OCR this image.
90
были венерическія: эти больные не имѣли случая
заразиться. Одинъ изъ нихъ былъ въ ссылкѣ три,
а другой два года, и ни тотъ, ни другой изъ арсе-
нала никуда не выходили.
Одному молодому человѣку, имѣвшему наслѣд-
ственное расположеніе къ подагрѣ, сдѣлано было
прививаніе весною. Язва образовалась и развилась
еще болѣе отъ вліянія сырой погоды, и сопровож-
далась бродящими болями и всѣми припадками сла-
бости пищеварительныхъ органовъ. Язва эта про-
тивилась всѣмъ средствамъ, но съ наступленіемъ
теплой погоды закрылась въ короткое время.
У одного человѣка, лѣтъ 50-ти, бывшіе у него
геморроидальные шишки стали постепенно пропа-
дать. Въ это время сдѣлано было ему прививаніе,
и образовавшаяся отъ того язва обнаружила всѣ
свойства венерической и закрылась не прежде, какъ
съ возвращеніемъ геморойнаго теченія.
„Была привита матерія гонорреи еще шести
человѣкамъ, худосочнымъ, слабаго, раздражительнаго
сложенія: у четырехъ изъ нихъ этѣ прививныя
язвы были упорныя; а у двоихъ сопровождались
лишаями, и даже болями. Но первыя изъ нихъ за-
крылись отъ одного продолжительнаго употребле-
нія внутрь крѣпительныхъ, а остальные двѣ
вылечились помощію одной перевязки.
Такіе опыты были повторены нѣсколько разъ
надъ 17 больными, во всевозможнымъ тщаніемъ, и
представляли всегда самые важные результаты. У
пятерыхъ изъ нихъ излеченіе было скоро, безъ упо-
---------------
§ EXERCISE OBJECTIVE:
Transcribe every entry word for word.

§ RESULT OF THIS TASK:
OCR this image.
90
были венерическія: эти больные не имѣли случая
заразиться. Одинъ изъ нихъ былъ въ ссылкѣ три,
а другой два года, и ни тотъ, ни другой изъ арсе-
нала никуда не выходили.
Одному молодому человѣку, имѣвшему наслѣд-
ственное расположеніе къ подагрѣ, сдѣлано было
прививаніе весною. Язва образовалась и развилась
еще болѣе отъ вліянія сырой погоды, и сопровож-
далась бродящими болями и всѣми припадками сла-
бости пищеварительныхъ органовъ. Язва эта про-
тивилась всѣмъ средствамъ, но съ наступленіемъ
теплой погоды закрылась въ короткое время.
У одного человѣка, лѣтъ 50-ти, бывшіе у него
геморроидальные шишки стали постепенно пропа-
дать. Въ это время сдѣлано было ему прививаніе,
и образовавшаяся отъ того язва обнаружила всѣ
свойства венерической и закрылась не прежде, какъ
съ возвращеніемъ геморойнаго теченія.
„Была привита матерія гонорреи еще шести
человѣкамъ, худосочнымъ, слабаго, раздражительнаго
сложенія: у четырехъ изъ нихъ этѣ прививныя
язвы были упорныя; а у двоихъ сопровождались
лишаями, и даже болями. Но первыя изъ нихъ за-
крылись отъ одного продолжительнаго употребле-
нія внутрь крѣпительныхъ, а остальные двѣ
вылечились помощію одной перевязки.
Такіе опыты были повторены нѣсколько разъ
надъ 17 больными, во всевозможнымъ тщаніемъ, и
представляли всегда самые важные результаты. У
пятерыхъ изъ нихъ излеченіе было скоро, безъ упо-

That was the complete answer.